>> start SOURCE TEXT

High-throughput Nextflow workflow using HyperQueue
The Slurm executor of Nextflow is not suitable for large workflows involving tens of thousands of processes on HPC systems. This is due to the usage of individual jobs/job steps that bloat the Slurm log and degrade the performance of the batch job scheduler. To maximize throughput and performance, we recommend the Nextflow workflow tasks to be run using the HyperQueue meta-scheduler as the executor. This page provides an example batch script for this purpose.
Note
Whenever you're unsure how to run your workflow efficiently, don't hesitate to contact CSC Service Desk.
Example batch script
#!/bin/bash
#SBATCH --partition=medium
#SBATCH --account=project_2001659
#SBATCH --nodes=3
#SBATCH --exclusive
#SBATCH --time=00:10:00
# Load the required modules
module load hyperqueue
module load nextflow
# Create a per job directory
wrkdir=$PWD/WRKDIR-$SLURM_JOB_ID
mkdir -p $wrkdir/.hq-server
# Set the directory which hyperqueue will use
export HQ_SERVER_DIR=$wrkdir/.hq-server
# Make sure nextflow uses the right executor and
# knows how much it can submit.

>> end SOURCE TEXT
>> start INFORMATION SUPPLIED

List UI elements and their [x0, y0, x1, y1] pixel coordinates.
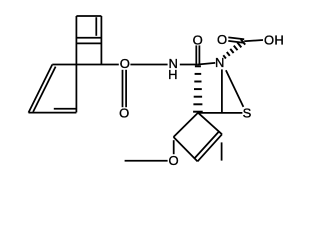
- bond carboxyl C=O lower line: [228, 41, 243, 43]
- bond carboxyl C=O upper line: [228, 37, 244, 39]
- bond carboxyl C to OH bond: [244, 40, 263, 41]
- bond cyclobutene edge D-A: [198, 113, 222, 135]
- bond left vertical (square left edge down to lower ring): [75, 16, 77, 112]
- svg-text:O: O: [119, 106, 129, 121]
- bond double-bond line below square: [76, 42, 101, 44]
- bond cyclobutene edge B-C: [174, 137, 198, 161]
- svg-text:N: N: [215, 55, 224, 70]
- hashed wedge carbonyl C to ring top vertex: [195, 65, 201, 67]
- bond ring N to S diagonal bond: [226, 70, 244, 107]
- bond parallelogram bottom edge: [29, 112, 77, 114]
- bond horizontal bond ring top vertex to S: [198, 112, 242, 114]
- bond parallelogram slant inner double-bond line: [33, 67, 56, 112]
- bond square top edge: [76, 15, 101, 17]
- bond square bottom edge: [76, 37, 101, 39]
- svg-text:O: O: [193, 33, 203, 48]
- bond cyclobutene C=D inner double-bond line: [195, 132, 219, 158]
- bond cyclobutene edge A-B: [174, 113, 199, 137]
- bond amide C=O double line b: [198, 45, 200, 64]
- bond ring N vertical bond: [221, 69, 223, 113]
- bond ester C=O double line a: [122, 70, 124, 107]
- svg-text:S: S: [243, 106, 252, 121]
- bond chain NH to carbonyl C: [180, 64, 198, 66]
- hashed wedge ring N to carboxyl C: [223, 55, 226, 58]
- bond methoxy CH3 bond: [125, 160, 168, 162]
- bond right vertical (square right edge down to chain): [100, 16, 102, 65]
- svg-text:H: H: [168, 67, 177, 82]
- bond amide C=O double line a: [195, 45, 197, 64]
- bond cyclobutene edge C-D: [198, 134, 223, 161]
- bond bond B to methoxy O: [173, 140, 175, 154]
- svg-text:H: H: [274, 32, 283, 47]
- bond chain horizontal left: [52, 64, 119, 66]
- svg-text:O: O: [120, 56, 130, 71]
- svg-text:O: O: [168, 153, 178, 168]
- bond parallelogram bottom inner double-bond line: [54, 108, 76, 110]
- bond parallelogram slant outer edge: [29, 65, 53, 113]
- svg-text:O: O: [264, 32, 274, 47]
- bond chain O to NH: [130, 64, 167, 66]
- bond methyl bond below D: [221, 142, 223, 160]
- bond carbonyl C to ring N: [198, 63, 215, 65]
- svg-text:O: O: [217, 32, 227, 47]
- bond square inner double-bond line (right side): [95, 17, 97, 36]
- bond ester C=O double line b: [125, 70, 127, 107]
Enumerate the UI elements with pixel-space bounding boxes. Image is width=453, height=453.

>> end INFORMATION SUPPLIED

REQUIREMENTS:
**1)** Check each statement against the Nextflow-HyperQueue page. Answer yes or no, and quote the words that decide it.
(a) The page recommends the Slurm executor for workflows with tens of thousands of processes.
(b) The example batch script requests three nodes.
(c) The script loads the hyperqueue module before the nextflow module.
**2)** List every #SBATCH option set in the example batch script on the Nextflow-HyperQueue page, with its value where one is given.
**3)** Extend the Nextflow-HyperQueue page's batch script beyond its final line.
The data has no role in this work.

EXERCISE RESPONSES:
**1)**
(a) No: "The Slurm executor of Nextflow is not suitable for large workflows involving tens of thousands of processes on HPC systems."
(b) Yes: "#SBATCH --nodes=3"
(c) Yes: "module load hyperqueue" comes before "module load nextflow"

**2)**
--partition=medium
--account=project_2001659
--nodes=3
--exclusive
--time=00:10:00

**3)**
echo "executor {
queueSize = $(( 128*SLURM_NNODES ))
name = 'hq'
cpus = $(( 128*SLURM_NNODES ))
}" > $wrkdir/nextflow.config
cp main.nf $wrkdir
hq server start &
srun --cpu-bind=none --hint=nomultithread --mpi=none -N $SLURM_NNODES -n $SLURM_NNODES -c 128 hq worker start --cpus=128 &
num_up=$(hq worker list | grep RUNNING | wc -l)
while true; do
echo "Checking if workers have started"
if [[ $num_up -eq $SLURM_NNODES ]];then
echo "Workers started"
break
fi
echo "$num_up/$SLURM_NNODES workers have started"
sleep 1
num_up=$(hq worker list | grep RUNNING | wc -l)
done
cd $wrkdir
nextflow run main.nf
# Make sure we exit cleanly once nextflow is done
hq worker stop all
hq server stop
Where main.nf
would be the nextflow script you want to run. Note that this batch script
creates a per job directory and copies the nextflow script there before starting.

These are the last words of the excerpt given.